### SET OF TASKS
1. In the Trudeau appeal article, about how much money had the receiver collected before it submitted its distribution plan to the district court?
2. Reproduce the records word for word, starting with their first line and ending after the line that contains "- details-button[interactable]: Details: [853, 260, 889, 279]".

### SELECTED EXTRACT

---------------

But now — 18 years after he was first pursued by the Federal Trade Commission for his fraudulent claims — Trudeau's case is finally toast, U.S. Court of Appeals judges are praying.

"This decision marks the end of litigation about Kevin Trudeau's frauds — or so we hope," Seventh Circuit Judge
Frank Easterbrook wrote in an opinion published last week.
The decision wasn't whether or not to keep Katie in prison, where he is serving ten years on charges of criminal contempt related to deceptive claims in infomercials for his diet book, Weight Loss Secrets They Don't Want You to Know About. That conviction and sentence have already been appealed, and he lost the appeal last year around the time of his birthday, as reported on this blog.

Never a quitter, Katie took his fight all the way to the Supreme Court of the United States -- or, rather, he tried to.
That was a wash too. As far as I know, SCOTUS didn't even bother with an explanation as to why they didn't care to hear his case; they just issued this:

But the December 29 decision concerned one of Katie's dozens of companies, Website Solutions, which along with his other assets whose existence was known to the court, was put under receivership in 2013. At some point Website Solutions hired their own law firms to represent it in responding to Federal Trade Commission (FTC) demands to turn over business records, and those firms later demanded that they be paid from the receivership funds. The district court determined that because Website Solutions was, as the business records revealed, indeed part of Trudeau's assets and therefore subject to receivership, any and all profits from that business must be used for restitution to the customers who'd been scammed by the weight-loss book.
 
After the receiver had collected about $8 million it submitted a plan to the district court to distribute the funds to victims. The court approved the distribution plan, and also determined that Website Solution's law firms -- Hogan Marren Babbo & Rose, Ltd.; and Faruki Ireland & Cox, P.L.L. -- were not entitled to compensation from the receivership estate. All that money was slated to go to victims, not lawyers. The law firms appealed the denial, and their appeal was in turn denied on December 29.


I found it amusing that the appellate judges also suggested a couple of strategies that Website Solutions' law firms might have used to at least give themselves and their client a fighting chance. From
Bloomberg BNA's January 5 article on the matter:
The court noted that neither the firms nor Website Solutions sought court approval for the firms’ engagement or their “proposed course of conduct,” and that ultimately their actions were more obstructive than helpful to the receiver’s efforts.

The court also pointed out that the firms may have sought recovery of fees related to complying with the receiver’s discovery requests under Federal Rules of Civil Procedure, Rule 45(d)(3)(C)(ii). That section permits a court under certain circumstances to order reasonable fees for complying with a subpoena request.
Some folks sure waste a lot of money on lawyerly incompetence; have you noticed? When it happens to good people that's an outrage, but when it's a scammer whose money is squandered, it's really kind of funny..

From the Caselaw site,
here is a link to the text of the December 29 decision.

And if you'd like a PDF,
here's a link to that.

---------------

### THE INPUT
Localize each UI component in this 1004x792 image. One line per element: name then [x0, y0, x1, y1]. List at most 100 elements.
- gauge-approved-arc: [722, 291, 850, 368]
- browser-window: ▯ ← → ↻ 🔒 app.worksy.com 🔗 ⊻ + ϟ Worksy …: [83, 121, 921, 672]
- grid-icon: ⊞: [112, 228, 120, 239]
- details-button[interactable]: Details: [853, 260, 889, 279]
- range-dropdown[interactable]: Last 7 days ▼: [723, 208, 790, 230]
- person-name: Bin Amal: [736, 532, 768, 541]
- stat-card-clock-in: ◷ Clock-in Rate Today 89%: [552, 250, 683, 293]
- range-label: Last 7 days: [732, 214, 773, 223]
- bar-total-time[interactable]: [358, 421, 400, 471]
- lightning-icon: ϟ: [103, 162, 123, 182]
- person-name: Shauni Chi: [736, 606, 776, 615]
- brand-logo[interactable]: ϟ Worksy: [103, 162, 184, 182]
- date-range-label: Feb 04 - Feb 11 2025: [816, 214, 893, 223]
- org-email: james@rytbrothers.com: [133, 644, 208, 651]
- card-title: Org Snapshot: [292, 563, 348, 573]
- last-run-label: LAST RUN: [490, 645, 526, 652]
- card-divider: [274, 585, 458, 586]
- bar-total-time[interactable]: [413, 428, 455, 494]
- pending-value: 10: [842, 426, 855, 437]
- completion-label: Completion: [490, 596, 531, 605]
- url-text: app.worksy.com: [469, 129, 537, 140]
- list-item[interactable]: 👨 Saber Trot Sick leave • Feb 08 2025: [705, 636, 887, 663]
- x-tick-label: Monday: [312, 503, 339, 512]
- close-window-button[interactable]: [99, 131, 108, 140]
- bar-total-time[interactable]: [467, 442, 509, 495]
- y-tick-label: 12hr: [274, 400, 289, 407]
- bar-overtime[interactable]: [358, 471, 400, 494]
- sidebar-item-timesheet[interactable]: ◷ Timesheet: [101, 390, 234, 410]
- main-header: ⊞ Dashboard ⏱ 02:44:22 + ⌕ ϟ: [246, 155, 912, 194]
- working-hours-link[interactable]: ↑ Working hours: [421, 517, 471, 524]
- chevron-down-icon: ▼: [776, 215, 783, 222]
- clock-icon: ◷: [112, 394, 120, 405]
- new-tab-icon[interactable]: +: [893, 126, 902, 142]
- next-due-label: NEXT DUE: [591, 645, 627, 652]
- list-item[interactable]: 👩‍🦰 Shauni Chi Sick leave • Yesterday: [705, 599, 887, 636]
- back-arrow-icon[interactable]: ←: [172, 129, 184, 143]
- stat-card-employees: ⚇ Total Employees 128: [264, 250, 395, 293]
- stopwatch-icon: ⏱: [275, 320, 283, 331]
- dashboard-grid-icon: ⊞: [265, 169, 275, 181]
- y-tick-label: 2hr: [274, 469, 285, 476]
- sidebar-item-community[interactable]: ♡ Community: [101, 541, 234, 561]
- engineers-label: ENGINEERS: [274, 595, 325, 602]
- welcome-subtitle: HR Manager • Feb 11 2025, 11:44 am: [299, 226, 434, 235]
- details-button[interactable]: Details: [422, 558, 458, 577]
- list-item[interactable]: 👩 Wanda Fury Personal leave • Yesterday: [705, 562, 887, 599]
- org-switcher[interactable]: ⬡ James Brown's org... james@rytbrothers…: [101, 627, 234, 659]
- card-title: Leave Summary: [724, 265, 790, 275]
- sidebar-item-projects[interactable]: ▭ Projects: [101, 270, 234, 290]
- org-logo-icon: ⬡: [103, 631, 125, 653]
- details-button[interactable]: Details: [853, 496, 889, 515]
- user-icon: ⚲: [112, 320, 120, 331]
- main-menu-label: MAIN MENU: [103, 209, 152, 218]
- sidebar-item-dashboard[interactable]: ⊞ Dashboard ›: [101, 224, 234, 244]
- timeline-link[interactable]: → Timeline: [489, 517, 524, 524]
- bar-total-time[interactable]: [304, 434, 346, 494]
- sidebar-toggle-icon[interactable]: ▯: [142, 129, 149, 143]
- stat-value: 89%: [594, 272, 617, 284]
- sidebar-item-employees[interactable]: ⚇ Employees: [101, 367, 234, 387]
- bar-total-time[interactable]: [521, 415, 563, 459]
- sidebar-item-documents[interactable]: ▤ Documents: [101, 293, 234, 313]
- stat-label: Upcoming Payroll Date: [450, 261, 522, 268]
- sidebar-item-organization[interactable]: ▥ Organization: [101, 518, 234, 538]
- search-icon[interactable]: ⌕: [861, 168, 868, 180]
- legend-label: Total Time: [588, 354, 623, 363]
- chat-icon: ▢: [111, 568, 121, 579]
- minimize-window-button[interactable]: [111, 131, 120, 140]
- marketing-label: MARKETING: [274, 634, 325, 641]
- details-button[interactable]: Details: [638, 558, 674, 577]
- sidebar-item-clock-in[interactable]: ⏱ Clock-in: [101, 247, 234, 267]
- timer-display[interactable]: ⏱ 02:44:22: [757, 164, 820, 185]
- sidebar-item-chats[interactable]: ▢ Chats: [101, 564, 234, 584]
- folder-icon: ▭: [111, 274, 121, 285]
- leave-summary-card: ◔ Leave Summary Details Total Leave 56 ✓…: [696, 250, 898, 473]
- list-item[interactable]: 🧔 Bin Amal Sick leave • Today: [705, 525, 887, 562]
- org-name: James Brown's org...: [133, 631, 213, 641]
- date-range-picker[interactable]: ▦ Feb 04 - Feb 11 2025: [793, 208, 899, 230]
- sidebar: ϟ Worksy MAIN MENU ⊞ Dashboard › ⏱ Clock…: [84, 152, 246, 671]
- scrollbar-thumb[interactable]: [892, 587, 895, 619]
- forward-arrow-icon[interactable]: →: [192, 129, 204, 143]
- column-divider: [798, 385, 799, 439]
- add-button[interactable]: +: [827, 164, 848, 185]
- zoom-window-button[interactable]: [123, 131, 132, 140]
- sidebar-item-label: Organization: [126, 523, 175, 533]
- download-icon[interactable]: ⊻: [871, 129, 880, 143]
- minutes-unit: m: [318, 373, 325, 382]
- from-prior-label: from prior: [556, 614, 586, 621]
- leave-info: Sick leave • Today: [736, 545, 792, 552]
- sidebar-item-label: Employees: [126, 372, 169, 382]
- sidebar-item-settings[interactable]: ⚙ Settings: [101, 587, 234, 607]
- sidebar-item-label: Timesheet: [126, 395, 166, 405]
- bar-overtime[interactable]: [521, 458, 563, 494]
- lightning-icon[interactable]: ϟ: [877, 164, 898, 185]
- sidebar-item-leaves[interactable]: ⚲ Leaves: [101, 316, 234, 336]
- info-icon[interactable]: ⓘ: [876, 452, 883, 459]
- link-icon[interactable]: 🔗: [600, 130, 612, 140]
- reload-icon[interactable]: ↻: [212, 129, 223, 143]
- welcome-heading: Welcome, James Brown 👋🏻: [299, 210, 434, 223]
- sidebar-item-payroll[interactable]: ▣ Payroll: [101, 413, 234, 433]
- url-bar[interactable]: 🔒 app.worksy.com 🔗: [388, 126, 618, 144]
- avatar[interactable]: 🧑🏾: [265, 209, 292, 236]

---------------

### ANSWERS GIVEN
1. About $8 million.

2.
Localize each UI component in this 1004x792 image. One line per element: name then [x0, y0, x1, y1]. List at most 100 elements.
- gauge-approved-arc: [722, 291, 850, 368]
- browser-window: ▯ ← → ↻ 🔒 app.worksy.com 🔗 ⊻ + ϟ Worksy …: [83, 121, 921, 672]
- grid-icon: ⊞: [112, 228, 120, 239]
- details-button[interactable]: Details: [853, 260, 889, 279]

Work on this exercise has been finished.